Your task
Wherever the string "Annecy" appears in a line, extract that line.

Excerpted records
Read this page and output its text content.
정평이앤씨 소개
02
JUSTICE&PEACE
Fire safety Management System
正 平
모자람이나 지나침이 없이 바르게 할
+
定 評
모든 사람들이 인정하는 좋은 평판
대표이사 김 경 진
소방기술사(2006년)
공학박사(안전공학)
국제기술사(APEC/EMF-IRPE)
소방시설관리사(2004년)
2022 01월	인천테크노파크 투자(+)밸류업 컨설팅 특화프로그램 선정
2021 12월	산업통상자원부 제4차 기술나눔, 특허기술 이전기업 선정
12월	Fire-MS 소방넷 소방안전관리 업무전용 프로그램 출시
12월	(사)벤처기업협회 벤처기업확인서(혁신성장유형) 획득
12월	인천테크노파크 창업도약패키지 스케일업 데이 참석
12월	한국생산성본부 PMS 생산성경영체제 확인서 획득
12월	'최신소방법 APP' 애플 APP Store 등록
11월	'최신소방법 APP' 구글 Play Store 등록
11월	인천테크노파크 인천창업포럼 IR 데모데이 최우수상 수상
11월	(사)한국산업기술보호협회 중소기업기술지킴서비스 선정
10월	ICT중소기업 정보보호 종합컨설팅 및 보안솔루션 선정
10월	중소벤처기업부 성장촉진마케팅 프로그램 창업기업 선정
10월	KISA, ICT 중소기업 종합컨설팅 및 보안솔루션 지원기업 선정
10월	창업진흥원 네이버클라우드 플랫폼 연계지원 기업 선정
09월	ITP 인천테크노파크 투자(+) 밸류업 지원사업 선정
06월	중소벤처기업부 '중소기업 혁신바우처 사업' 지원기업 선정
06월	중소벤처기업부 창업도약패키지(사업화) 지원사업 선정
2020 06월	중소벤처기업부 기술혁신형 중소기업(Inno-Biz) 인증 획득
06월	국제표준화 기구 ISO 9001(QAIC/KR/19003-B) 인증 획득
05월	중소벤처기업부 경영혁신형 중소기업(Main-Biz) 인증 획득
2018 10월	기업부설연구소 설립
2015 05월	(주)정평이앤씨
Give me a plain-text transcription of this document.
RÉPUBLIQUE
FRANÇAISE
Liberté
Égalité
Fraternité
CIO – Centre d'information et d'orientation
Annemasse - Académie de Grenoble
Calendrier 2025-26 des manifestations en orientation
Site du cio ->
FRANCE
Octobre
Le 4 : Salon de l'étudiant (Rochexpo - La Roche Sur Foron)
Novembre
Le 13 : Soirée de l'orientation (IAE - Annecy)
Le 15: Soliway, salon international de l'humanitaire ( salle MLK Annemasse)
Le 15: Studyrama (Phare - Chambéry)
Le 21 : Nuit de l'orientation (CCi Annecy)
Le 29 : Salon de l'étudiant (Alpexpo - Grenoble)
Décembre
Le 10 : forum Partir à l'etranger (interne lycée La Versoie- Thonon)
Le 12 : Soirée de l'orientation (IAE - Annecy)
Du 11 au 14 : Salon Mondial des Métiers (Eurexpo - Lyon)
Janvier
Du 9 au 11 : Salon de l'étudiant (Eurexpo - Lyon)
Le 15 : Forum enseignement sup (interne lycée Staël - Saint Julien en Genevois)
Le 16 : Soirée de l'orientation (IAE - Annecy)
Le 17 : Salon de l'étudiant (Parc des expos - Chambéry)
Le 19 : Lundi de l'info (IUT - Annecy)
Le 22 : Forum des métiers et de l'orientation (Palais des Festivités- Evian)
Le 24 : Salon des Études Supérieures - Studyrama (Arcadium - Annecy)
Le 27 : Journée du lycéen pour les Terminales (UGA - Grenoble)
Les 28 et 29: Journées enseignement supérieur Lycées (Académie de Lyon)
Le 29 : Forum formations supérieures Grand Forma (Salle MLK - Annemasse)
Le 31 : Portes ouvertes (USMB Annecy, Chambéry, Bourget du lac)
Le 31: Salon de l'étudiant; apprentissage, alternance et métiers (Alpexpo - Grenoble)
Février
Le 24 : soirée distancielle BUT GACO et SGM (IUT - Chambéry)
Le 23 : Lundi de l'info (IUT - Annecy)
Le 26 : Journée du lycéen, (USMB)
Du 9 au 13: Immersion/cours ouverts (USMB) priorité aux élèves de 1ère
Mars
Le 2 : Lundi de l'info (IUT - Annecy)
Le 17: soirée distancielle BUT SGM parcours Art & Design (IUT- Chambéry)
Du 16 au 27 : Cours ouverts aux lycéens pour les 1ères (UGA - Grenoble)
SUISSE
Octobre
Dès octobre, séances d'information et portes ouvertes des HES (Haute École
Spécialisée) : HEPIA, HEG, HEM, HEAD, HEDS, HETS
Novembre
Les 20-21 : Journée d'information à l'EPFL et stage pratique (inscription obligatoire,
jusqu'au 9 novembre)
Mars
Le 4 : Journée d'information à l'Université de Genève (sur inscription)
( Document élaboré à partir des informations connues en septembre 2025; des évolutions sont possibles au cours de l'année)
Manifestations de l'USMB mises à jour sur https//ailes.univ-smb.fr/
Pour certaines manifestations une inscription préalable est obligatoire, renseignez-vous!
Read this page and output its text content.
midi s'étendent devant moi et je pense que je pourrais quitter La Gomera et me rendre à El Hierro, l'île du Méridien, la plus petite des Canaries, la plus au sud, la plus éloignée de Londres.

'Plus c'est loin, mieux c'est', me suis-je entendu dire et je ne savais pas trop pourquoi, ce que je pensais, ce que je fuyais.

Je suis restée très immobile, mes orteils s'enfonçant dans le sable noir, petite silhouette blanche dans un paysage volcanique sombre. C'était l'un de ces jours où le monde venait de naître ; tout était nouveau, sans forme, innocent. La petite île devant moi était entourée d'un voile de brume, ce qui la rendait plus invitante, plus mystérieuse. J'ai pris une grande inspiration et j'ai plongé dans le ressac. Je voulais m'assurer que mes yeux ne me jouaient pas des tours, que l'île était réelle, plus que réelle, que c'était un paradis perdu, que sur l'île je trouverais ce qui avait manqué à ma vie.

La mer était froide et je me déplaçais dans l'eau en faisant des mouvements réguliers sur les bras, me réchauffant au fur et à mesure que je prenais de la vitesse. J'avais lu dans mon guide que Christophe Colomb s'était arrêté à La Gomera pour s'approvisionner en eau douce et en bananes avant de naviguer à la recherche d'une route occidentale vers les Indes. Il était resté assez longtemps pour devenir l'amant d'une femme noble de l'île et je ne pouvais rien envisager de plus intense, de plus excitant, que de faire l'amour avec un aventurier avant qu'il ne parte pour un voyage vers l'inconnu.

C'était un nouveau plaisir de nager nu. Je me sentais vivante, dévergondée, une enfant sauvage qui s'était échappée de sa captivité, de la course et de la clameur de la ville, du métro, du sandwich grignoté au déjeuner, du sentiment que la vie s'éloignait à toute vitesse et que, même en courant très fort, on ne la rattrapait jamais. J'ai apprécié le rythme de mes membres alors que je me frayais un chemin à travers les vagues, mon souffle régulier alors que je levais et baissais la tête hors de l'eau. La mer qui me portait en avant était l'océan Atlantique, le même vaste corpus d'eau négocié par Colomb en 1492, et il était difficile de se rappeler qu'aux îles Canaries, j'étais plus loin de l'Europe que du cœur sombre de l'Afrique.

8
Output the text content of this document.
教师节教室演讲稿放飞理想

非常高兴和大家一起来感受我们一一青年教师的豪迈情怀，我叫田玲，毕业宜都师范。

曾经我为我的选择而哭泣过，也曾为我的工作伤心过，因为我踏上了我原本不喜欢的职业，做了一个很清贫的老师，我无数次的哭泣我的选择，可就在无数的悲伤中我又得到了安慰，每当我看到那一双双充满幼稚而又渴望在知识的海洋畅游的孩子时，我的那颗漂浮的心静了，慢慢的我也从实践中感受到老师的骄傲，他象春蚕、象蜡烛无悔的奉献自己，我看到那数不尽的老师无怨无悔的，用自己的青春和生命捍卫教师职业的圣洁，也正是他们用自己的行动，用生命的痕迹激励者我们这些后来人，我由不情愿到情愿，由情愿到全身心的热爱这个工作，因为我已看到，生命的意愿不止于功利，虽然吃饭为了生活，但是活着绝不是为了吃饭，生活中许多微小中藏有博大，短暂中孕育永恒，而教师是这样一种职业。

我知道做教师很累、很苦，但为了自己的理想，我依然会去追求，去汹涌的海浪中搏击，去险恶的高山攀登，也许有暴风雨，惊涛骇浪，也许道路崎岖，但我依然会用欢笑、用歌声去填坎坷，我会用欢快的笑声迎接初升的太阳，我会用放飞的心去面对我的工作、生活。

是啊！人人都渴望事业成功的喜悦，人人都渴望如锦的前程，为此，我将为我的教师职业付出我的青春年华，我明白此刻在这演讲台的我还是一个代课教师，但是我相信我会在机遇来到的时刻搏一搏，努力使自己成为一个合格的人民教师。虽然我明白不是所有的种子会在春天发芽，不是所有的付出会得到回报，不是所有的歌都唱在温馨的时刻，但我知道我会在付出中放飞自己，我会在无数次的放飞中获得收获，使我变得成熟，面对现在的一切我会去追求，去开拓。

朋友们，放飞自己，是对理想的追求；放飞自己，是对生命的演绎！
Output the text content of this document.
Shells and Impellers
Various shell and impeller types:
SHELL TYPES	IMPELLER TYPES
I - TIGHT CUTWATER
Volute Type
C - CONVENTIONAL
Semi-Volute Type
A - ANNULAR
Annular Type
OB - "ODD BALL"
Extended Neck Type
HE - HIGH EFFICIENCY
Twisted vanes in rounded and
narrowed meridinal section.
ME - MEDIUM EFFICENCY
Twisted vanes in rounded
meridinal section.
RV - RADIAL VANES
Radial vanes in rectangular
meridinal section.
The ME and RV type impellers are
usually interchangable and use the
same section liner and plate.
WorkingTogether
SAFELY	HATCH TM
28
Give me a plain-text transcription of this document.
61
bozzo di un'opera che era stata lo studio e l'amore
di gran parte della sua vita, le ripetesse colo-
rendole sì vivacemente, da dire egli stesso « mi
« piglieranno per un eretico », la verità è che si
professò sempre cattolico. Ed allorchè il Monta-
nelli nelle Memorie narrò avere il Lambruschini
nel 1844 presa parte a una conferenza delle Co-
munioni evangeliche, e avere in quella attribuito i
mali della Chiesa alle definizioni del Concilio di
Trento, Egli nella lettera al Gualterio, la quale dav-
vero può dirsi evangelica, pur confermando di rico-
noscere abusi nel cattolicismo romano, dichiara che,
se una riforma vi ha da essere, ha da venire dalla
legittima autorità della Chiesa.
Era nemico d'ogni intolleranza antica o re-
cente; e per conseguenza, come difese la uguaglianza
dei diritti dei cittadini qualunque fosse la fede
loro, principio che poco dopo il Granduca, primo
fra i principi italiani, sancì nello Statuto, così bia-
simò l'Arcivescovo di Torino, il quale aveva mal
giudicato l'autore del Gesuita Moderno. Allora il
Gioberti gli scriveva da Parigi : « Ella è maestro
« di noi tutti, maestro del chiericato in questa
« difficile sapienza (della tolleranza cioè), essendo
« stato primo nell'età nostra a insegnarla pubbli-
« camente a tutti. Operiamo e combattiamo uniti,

Solution for this task
Le 13 : Soirée de l'orientation (IAE - Annecy)
Le 21 : Nuit de l'orientation (CCi Annecy)
Le 12 : Soirée de l'orientation (IAE - Annecy)
Le 16 : Soirée de l'orientation (IAE - Annecy)
Le 19 : Lundi de l'info (IUT - Annecy)
Le 24 : Salon des Études Supérieures - Studyrama (Arcadium - Annecy)
Le 31 : Portes ouvertes (USMB Annecy, Chambéry, Bourget du lac)
Le 23 : Lundi de l'info (IUT - Annecy)
Le 2 : Lundi de l'info (IUT - Annecy)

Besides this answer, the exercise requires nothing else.